Exercício proposto
Copie sem nenhuma alteração as linhas dos registros abaixo, começando pela linha que contém "price-tick-label: 30956.0: [1525, 203, 1558, 213]" e parando depois da linha que contém "search-icon[interactable]: [1622, 4, 1638, 23]".

+ + + + + + +

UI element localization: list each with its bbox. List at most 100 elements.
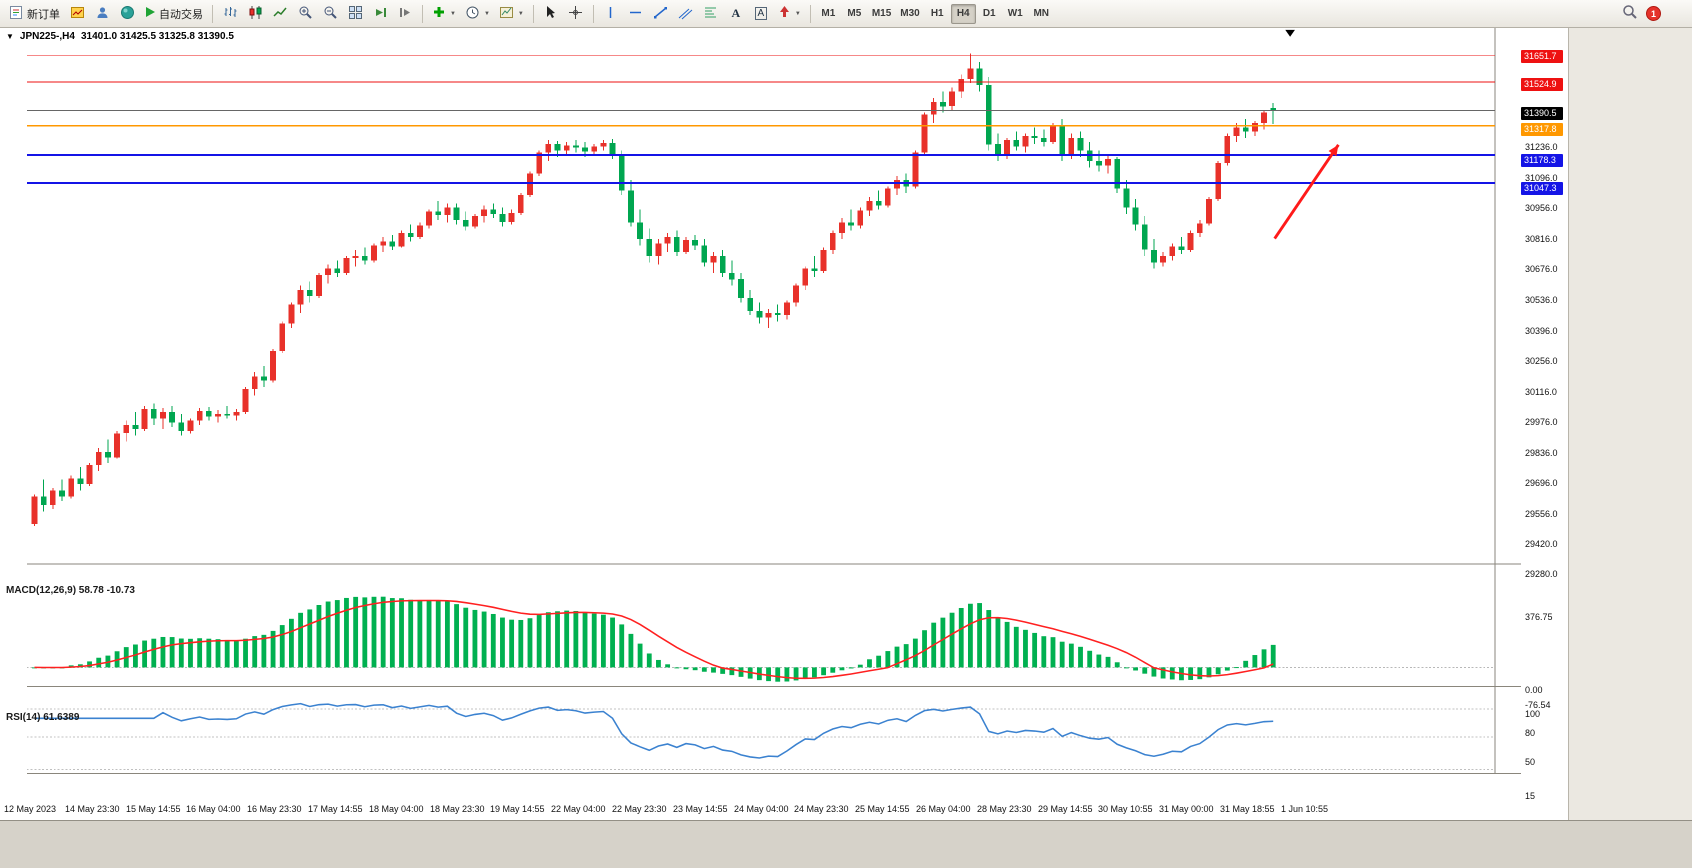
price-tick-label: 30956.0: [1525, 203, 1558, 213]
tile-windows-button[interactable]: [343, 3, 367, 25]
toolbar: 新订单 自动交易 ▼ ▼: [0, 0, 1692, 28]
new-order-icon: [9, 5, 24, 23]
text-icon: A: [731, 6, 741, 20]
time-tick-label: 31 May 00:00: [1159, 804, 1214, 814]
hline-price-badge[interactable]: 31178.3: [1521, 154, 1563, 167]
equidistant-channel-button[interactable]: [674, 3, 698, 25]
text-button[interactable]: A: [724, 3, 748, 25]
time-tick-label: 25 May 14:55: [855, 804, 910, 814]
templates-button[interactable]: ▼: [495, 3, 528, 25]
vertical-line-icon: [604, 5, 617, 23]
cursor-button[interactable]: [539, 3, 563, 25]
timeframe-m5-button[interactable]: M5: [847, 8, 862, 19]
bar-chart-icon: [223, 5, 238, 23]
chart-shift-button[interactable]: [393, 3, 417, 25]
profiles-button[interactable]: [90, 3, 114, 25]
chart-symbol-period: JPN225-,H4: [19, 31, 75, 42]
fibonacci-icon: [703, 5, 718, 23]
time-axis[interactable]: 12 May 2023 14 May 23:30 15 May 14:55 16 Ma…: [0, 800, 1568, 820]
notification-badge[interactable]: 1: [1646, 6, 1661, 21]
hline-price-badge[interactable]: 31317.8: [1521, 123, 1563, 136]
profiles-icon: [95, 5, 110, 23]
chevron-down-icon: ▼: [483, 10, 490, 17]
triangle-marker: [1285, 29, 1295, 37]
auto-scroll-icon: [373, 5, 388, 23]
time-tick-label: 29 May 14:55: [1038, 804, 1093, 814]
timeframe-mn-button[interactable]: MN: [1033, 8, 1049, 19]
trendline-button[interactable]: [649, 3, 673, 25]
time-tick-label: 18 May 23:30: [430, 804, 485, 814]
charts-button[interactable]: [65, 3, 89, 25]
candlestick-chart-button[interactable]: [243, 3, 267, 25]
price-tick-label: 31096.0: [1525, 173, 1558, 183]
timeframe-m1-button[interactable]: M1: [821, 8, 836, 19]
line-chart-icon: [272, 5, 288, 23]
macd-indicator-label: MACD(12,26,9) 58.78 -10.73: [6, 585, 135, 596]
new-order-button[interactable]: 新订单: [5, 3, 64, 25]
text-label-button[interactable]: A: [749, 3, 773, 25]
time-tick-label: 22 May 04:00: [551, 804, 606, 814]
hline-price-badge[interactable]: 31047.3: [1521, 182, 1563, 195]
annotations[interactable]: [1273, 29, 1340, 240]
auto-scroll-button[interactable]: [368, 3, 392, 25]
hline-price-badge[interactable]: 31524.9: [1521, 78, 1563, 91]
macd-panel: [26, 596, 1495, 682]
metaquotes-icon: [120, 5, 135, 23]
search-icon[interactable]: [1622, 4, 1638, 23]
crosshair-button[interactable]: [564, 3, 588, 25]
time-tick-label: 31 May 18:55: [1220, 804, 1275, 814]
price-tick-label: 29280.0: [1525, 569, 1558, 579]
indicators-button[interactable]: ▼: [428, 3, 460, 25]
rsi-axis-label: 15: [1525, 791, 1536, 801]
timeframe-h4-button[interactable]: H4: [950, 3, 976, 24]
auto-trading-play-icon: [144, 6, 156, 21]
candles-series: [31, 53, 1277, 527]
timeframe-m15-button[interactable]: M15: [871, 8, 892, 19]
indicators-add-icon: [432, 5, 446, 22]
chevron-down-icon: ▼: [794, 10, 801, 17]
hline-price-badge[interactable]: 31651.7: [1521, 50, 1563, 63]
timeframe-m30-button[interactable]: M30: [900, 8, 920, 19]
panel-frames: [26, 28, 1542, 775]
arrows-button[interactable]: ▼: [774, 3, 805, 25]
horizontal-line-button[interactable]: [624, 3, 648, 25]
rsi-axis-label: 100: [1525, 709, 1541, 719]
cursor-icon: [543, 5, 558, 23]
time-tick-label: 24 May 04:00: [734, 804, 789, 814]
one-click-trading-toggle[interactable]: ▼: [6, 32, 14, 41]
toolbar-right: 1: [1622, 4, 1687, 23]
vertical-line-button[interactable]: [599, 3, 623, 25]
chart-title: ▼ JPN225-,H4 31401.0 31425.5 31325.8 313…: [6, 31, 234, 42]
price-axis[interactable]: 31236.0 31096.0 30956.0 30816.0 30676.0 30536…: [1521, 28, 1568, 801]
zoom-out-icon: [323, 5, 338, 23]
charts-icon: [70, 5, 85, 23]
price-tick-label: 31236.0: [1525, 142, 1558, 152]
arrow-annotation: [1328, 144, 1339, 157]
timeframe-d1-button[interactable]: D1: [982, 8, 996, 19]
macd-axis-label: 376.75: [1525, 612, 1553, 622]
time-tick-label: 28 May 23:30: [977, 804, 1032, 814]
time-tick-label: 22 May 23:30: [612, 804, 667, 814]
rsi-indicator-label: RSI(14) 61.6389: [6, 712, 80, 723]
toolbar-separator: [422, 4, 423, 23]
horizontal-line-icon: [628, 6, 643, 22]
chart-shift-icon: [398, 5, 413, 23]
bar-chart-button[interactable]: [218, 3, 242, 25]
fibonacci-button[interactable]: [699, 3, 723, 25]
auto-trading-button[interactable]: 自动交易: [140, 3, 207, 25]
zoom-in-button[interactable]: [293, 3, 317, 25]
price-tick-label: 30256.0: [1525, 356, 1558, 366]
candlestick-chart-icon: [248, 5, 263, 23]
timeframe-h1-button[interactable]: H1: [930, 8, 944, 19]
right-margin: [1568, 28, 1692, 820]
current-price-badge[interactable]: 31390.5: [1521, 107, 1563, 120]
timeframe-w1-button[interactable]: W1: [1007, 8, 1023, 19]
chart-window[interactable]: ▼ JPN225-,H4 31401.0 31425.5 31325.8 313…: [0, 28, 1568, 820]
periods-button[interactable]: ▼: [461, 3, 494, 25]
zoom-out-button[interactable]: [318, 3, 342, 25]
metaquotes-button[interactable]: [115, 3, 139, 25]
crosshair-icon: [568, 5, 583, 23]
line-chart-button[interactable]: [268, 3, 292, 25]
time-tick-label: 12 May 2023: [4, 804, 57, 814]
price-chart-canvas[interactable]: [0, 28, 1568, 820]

+ + + + + + +

Resposta do exercício
price-tick-label: 30956.0: [1525, 203, 1558, 213]
tile-windows-button[interactable]: [343, 3, 367, 25]
toolbar: 新订单 自动交易 ▼ ▼: [0, 0, 1692, 28]
new-order-icon: [9, 5, 24, 23]
text-icon: A: [731, 6, 741, 20]
time-tick-label: 31 May 00:00: [1159, 804, 1214, 814]
hline-price-badge[interactable]: 31178.3: [1521, 154, 1563, 167]
equidistant-channel-button[interactable]: [674, 3, 698, 25]
text-button[interactable]: A: [724, 3, 748, 25]
time-tick-label: 25 May 14:55: [855, 804, 910, 814]
templates-button[interactable]: ▼: [495, 3, 528, 25]
vertical-line-icon: [604, 5, 617, 23]
cursor-button[interactable]: [539, 3, 563, 25]
timeframe-m5-button[interactable]: M5: [847, 8, 862, 19]
bar-chart-icon: [223, 5, 238, 23]
chart-shift-button[interactable]: [393, 3, 417, 25]
profiles-button[interactable]: [90, 3, 114, 25]
chart-symbol-period: JPN225-,H4: [19, 31, 75, 42]
fibonacci-icon: [703, 5, 718, 23]
time-axis[interactable]: 12 May 2023 14 May 23:30 15 May 14:55 16 Ma…: [0, 800, 1568, 820]
notification-badge[interactable]: 1: [1646, 6, 1661, 21]
hline-price-badge[interactable]: 31317.8: [1521, 123, 1563, 136]
profiles-icon: [95, 5, 110, 23]
chevron-down-icon: ▼: [483, 10, 490, 17]
triangle-marker: [1285, 29, 1295, 37]
auto-scroll-icon: [373, 5, 388, 23]
time-tick-label: 29 May 14:55: [1038, 804, 1093, 814]
timeframe-mn-button[interactable]: MN: [1033, 8, 1049, 19]
trendline-button[interactable]: [649, 3, 673, 25]
time-tick-label: 18 May 23:30: [430, 804, 485, 814]
charts-button[interactable]: [65, 3, 89, 25]
candlestick-chart-button[interactable]: [243, 3, 267, 25]
price-tick-label: 31096.0: [1525, 173, 1558, 183]
timeframe-m1-button[interactable]: M1: [821, 8, 836, 19]
line-chart-icon: [272, 5, 288, 23]
macd-indicator-label: MACD(12,26,9) 58.78 -10.73: [6, 585, 135, 596]
new-order-button[interactable]: 新订单: [5, 3, 64, 25]
text-label-button[interactable]: A: [749, 3, 773, 25]
time-tick-label: 22 May 04:00: [551, 804, 606, 814]
hline-price-badge[interactable]: 31047.3: [1521, 182, 1563, 195]
annotations[interactable]: [1273, 29, 1340, 240]
auto-scroll-button[interactable]: [368, 3, 392, 25]
hline-price-badge[interactable]: 31524.9: [1521, 78, 1563, 91]
macd-panel: [26, 596, 1495, 682]
metaquotes-icon: [120, 5, 135, 23]
search-icon[interactable]: [1622, 4, 1638, 23]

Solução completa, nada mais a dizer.